Data records:
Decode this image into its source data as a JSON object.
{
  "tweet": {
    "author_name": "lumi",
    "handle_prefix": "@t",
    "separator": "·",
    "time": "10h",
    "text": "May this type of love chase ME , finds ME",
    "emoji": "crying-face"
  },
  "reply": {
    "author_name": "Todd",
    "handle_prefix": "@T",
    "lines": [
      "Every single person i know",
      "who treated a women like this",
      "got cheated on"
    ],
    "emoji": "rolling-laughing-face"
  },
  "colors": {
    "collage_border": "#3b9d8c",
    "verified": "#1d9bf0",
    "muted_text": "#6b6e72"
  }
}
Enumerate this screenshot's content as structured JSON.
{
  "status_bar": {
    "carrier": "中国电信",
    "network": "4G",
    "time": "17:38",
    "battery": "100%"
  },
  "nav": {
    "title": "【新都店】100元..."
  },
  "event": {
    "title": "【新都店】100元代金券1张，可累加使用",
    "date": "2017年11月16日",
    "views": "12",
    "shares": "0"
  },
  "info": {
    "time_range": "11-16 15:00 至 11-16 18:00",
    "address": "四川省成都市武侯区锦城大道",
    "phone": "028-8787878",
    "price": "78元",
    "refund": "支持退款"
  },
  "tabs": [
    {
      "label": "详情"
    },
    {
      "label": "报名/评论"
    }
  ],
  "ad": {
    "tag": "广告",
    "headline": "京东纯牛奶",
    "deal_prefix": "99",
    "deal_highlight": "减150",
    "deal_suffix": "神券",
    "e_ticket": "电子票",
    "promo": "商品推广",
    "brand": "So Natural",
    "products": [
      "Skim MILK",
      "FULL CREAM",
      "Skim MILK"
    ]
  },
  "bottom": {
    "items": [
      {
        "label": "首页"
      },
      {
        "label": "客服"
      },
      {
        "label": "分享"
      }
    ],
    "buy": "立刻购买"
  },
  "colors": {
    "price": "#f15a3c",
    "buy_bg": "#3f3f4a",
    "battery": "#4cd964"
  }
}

==

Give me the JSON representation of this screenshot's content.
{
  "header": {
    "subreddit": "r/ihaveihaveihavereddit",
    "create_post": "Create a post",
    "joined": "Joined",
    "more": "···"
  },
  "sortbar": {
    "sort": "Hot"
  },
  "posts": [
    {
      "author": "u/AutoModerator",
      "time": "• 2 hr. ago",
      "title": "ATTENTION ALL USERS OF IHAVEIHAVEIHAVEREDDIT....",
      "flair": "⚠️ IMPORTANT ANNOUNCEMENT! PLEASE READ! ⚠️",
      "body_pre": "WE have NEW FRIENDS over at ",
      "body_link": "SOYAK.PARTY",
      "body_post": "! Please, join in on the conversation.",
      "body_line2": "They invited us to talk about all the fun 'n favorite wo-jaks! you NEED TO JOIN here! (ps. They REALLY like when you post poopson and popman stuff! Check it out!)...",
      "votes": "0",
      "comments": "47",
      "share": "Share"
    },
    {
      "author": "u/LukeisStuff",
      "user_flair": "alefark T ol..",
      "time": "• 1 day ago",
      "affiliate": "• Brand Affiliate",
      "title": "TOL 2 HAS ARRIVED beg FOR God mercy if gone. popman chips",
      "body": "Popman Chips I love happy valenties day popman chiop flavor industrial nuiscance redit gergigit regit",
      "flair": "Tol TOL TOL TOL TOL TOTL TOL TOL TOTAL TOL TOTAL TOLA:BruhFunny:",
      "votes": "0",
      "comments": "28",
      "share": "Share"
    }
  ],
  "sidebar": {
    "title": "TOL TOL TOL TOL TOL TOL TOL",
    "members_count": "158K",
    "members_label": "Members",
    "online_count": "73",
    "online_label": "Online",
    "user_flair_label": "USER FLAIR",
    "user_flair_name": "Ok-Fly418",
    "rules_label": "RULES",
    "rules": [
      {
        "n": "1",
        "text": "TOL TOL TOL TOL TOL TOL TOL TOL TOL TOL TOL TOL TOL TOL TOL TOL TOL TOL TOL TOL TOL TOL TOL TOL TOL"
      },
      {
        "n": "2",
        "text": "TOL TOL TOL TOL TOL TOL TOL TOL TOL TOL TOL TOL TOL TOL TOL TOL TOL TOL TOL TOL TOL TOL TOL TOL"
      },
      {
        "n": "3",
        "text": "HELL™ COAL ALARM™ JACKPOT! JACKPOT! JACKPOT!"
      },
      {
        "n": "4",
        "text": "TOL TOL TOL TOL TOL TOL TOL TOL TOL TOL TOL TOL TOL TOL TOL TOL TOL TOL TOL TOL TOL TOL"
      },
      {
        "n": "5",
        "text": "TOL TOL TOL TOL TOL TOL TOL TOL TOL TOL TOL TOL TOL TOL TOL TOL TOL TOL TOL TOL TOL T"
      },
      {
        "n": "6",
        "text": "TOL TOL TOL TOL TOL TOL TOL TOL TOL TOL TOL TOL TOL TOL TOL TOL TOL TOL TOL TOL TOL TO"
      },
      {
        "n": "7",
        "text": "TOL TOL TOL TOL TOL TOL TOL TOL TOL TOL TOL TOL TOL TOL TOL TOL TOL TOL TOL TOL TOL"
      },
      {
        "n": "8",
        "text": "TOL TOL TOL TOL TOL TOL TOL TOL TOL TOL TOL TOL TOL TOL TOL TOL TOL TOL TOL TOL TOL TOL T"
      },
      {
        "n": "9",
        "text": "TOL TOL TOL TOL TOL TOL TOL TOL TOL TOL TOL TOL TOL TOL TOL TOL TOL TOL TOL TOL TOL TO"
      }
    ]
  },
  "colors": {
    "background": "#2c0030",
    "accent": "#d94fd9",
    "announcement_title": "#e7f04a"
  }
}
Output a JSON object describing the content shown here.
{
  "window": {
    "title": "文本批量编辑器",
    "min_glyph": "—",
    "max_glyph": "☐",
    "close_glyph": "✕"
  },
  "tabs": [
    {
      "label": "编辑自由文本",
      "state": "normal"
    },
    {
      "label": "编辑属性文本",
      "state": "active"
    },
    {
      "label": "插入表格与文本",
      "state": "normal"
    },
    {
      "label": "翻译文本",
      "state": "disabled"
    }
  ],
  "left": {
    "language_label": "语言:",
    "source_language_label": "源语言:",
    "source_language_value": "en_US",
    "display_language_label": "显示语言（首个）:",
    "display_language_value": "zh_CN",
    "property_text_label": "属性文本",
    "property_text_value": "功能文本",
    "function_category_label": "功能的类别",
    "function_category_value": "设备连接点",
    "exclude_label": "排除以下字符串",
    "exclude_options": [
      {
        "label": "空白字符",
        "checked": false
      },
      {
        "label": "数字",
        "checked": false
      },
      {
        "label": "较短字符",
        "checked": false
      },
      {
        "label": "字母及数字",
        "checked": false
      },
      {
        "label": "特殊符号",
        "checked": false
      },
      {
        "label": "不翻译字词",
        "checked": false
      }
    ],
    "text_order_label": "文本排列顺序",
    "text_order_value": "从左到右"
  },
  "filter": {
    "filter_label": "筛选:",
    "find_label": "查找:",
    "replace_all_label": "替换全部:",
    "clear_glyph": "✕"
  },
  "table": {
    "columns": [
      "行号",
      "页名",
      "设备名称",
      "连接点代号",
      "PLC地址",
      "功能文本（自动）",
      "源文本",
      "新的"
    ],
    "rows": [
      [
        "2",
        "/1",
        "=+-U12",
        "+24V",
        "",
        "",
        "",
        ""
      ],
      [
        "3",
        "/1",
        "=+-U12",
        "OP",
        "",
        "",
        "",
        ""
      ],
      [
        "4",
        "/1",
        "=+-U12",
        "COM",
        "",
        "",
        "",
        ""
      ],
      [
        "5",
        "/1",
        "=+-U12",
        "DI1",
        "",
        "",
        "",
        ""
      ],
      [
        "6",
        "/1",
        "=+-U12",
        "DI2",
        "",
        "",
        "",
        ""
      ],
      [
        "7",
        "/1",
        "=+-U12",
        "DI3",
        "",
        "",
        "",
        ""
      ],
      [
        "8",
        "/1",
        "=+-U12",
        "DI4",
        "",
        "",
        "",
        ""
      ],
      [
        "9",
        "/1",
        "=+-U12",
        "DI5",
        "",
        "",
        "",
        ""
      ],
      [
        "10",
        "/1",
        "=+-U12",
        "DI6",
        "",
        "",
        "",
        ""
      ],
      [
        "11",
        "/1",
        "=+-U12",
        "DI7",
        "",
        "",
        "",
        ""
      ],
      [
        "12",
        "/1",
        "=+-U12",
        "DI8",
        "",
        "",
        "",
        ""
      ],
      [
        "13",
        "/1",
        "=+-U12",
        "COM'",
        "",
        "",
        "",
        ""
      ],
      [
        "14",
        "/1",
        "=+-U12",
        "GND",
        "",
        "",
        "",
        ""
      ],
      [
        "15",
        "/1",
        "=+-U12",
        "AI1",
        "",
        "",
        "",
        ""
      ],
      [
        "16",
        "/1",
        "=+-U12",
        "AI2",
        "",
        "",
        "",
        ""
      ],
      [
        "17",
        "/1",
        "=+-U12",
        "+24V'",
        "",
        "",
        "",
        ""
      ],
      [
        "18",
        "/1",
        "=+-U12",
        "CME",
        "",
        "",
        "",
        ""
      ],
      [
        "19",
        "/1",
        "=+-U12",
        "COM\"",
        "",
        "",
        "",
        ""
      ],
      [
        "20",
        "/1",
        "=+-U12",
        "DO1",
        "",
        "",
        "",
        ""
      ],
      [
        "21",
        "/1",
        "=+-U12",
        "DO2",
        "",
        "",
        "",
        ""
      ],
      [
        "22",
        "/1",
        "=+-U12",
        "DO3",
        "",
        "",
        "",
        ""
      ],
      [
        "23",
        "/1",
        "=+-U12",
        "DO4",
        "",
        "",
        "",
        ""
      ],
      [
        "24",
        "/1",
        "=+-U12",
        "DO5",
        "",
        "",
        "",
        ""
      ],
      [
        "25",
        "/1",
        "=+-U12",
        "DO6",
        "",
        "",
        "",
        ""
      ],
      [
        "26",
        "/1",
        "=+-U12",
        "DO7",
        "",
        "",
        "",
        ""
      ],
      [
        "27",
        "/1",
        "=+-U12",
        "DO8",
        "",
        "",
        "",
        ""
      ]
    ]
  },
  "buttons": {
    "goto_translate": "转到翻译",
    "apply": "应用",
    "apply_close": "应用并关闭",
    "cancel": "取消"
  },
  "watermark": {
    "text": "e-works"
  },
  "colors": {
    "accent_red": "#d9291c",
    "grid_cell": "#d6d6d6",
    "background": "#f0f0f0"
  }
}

--

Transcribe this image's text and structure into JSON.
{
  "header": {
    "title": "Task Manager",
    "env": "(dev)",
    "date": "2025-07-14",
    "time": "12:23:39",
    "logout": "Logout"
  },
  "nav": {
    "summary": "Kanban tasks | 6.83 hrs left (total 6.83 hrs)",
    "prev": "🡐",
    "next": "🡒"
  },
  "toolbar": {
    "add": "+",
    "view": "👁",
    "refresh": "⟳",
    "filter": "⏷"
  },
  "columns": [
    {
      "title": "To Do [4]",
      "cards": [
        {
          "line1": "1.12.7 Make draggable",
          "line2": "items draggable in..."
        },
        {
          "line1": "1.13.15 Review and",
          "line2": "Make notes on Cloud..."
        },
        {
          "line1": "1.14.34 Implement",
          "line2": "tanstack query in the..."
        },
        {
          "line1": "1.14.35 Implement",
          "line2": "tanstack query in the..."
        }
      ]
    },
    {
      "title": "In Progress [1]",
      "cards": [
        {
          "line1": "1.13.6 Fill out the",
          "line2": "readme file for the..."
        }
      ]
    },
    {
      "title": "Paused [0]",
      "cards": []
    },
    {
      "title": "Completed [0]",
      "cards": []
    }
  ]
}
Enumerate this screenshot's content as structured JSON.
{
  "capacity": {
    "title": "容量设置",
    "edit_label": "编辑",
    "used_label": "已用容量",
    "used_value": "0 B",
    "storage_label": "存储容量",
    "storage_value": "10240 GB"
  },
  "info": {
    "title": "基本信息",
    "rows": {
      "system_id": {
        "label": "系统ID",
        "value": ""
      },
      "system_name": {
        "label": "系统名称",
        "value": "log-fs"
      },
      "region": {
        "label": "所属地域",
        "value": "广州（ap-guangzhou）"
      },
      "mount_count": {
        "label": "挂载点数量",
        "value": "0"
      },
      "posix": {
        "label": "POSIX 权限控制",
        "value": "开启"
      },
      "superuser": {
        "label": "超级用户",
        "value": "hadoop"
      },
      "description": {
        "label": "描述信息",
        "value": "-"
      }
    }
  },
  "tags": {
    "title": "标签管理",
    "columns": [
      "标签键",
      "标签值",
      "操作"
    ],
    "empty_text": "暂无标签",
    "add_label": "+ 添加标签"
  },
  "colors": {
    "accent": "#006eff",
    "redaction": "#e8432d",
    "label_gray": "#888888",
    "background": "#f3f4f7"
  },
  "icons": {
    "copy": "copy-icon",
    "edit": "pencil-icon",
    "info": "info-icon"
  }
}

TASK: In the data above, count the lines where the word "popman" appears; reply with the number only.

FULL RESPONSE: 3